◆ Problem to solve
Report only the number of lines in this material that include "lives".

◆ Supplied records
.....
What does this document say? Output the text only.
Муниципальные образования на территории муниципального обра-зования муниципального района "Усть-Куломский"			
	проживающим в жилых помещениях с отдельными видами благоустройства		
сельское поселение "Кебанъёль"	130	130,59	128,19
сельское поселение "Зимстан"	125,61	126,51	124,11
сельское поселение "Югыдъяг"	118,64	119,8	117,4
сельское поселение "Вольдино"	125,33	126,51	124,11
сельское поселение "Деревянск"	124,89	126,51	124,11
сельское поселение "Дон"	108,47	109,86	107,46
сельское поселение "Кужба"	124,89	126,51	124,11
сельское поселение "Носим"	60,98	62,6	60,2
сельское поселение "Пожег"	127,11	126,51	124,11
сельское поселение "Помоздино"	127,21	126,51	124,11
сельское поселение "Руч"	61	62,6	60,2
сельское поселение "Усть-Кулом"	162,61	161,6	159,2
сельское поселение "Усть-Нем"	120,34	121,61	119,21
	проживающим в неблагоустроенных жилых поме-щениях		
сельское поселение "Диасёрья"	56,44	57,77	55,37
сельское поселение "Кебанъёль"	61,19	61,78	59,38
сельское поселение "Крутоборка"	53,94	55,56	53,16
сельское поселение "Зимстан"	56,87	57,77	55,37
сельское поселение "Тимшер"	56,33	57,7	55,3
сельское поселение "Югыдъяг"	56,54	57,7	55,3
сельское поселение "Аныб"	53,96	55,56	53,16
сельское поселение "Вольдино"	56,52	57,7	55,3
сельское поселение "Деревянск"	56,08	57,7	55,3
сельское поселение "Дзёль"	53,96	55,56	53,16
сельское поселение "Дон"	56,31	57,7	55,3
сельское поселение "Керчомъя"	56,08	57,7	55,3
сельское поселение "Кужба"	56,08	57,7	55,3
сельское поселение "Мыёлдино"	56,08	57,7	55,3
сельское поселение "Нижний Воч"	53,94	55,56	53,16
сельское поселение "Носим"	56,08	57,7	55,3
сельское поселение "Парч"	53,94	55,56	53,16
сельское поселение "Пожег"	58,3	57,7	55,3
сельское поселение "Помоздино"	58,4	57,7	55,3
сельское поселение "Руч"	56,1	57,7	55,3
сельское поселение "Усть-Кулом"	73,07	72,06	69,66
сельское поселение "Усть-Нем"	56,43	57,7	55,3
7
.....
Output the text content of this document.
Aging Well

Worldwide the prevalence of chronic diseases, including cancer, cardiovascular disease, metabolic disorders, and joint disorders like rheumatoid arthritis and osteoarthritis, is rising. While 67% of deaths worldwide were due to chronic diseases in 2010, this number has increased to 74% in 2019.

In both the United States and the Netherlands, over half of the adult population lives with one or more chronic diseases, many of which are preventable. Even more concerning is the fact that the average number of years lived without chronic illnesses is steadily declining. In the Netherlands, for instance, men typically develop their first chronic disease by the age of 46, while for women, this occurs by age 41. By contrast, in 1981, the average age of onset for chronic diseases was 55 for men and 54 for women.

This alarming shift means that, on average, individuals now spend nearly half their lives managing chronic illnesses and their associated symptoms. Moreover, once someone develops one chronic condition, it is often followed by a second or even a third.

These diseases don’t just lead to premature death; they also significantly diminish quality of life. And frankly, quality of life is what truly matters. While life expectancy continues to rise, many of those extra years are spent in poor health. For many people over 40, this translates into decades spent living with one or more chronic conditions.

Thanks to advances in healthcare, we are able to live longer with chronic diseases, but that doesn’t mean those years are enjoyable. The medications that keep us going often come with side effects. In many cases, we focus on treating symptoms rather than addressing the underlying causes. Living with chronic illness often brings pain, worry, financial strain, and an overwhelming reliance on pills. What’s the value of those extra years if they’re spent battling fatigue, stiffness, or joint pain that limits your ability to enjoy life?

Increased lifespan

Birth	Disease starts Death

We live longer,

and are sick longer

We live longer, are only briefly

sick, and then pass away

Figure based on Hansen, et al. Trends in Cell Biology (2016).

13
.....
◆ Result below
2